* [Given data]:
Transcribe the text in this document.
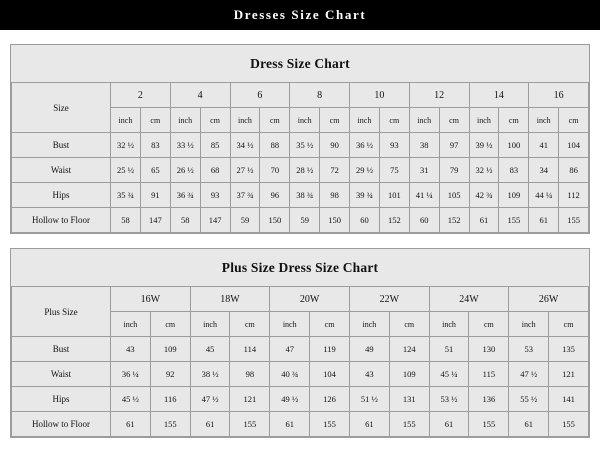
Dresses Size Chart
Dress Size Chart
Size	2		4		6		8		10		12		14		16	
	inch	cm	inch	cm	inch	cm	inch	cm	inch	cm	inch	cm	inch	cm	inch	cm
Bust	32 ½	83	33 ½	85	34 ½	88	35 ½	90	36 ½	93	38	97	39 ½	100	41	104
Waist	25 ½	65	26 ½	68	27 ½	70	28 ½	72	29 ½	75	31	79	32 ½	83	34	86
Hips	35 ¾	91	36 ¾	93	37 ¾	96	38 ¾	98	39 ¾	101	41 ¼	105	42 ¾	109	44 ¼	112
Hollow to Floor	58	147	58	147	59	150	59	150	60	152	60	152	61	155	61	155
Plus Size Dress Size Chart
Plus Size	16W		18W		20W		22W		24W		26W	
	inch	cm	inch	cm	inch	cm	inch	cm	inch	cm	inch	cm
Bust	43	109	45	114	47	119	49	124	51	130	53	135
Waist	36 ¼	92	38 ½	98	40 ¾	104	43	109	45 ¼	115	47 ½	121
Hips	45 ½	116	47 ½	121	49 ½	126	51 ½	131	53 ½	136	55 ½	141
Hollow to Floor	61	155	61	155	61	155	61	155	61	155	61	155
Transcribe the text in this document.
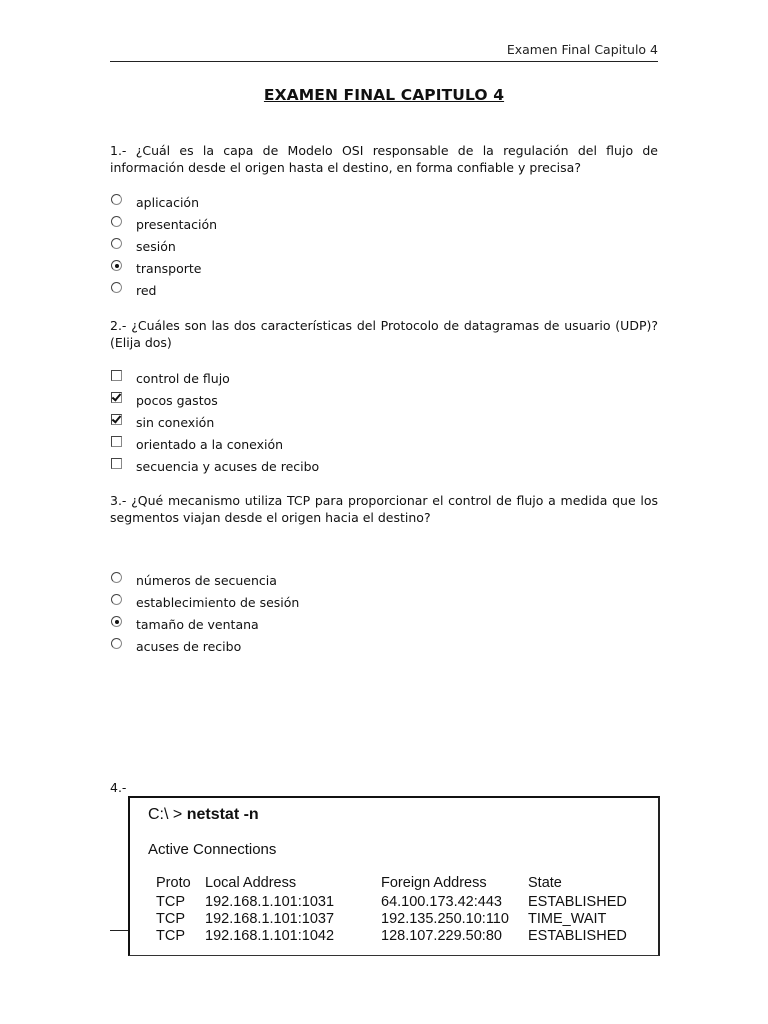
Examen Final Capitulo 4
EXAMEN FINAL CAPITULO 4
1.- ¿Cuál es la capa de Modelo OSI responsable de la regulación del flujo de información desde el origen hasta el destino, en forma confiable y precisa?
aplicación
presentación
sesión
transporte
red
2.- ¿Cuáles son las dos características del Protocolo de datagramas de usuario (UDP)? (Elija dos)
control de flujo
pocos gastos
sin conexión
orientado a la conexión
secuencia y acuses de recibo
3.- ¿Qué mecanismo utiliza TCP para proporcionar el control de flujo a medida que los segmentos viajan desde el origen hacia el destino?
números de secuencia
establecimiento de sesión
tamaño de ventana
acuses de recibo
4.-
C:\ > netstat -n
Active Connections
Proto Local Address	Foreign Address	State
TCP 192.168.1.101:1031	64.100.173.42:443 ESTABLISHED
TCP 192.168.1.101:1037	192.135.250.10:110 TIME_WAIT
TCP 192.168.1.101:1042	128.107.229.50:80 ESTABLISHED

* [Aim]:
All of the entries above should be copied exactly, except for the pictures.

* [Exercise output]:
Transcribe the text in this document.
Dresses Size Chart
Dress Size Chart
Size	2		4		6		8		10		12		14		16	
	inch	cm	inch	cm	inch	cm	inch	cm	inch	cm	inch	cm	inch	cm	inch	cm
Bust	32 ½	83	33 ½	85	34 ½	88	35 ½	90	36 ½	93	38	97	39 ½	100	41	104
Waist	25 ½	65	26 ½	68	27 ½	70	28 ½	72	29 ½	75	31	79	32 ½	83	34	86
Hips	35 ¾	91	36 ¾	93	37 ¾	96	38 ¾	98	39 ¾	101	41 ¼	105	42 ¾	109	44 ¼	112
Hollow to Floor	58	147	58	147	59	150	59	150	60	152	60	152	61	155	61	155
Plus Size Dress Size Chart
Plus Size	16W		18W		20W		22W		24W		26W	
	inch	cm	inch	cm	inch	cm	inch	cm	inch	cm	inch	cm
Bust	43	109	45	114	47	119	49	124	51	130	53	135
Waist	36 ¼	92	38 ½	98	40 ¾	104	43	109	45 ¼	115	47 ½	121
Hips	45 ½	116	47 ½	121	49 ½	126	51 ½	131	53 ½	136	55 ½	141
Hollow to Floor	61	155	61	155	61	155	61	155	61	155	61	155
Transcribe the text in this document.
Examen Final Capitulo 4
EXAMEN FINAL CAPITULO 4
1.- ¿Cuál es la capa de Modelo OSI responsable de la regulación del flujo de información desde el origen hasta el destino, en forma confiable y precisa?
aplicación
presentación
sesión
transporte
red
2.- ¿Cuáles son las dos características del Protocolo de datagramas de usuario (UDP)? (Elija dos)
control de flujo
pocos gastos
sin conexión
orientado a la conexión
secuencia y acuses de recibo
3.- ¿Qué mecanismo utiliza TCP para proporcionar el control de flujo a medida que los segmentos viajan desde el origen hacia el destino?
números de secuencia
establecimiento de sesión
tamaño de ventana
acuses de recibo
4.-
C:\ > netstat -n
Active Connections
Proto Local Address	Foreign Address	State
TCP 192.168.1.101:1031	64.100.173.42:443 ESTABLISHED
TCP 192.168.1.101:1037	192.135.250.10:110 TIME_WAIT
TCP 192.168.1.101:1042	128.107.229.50:80 ESTABLISHED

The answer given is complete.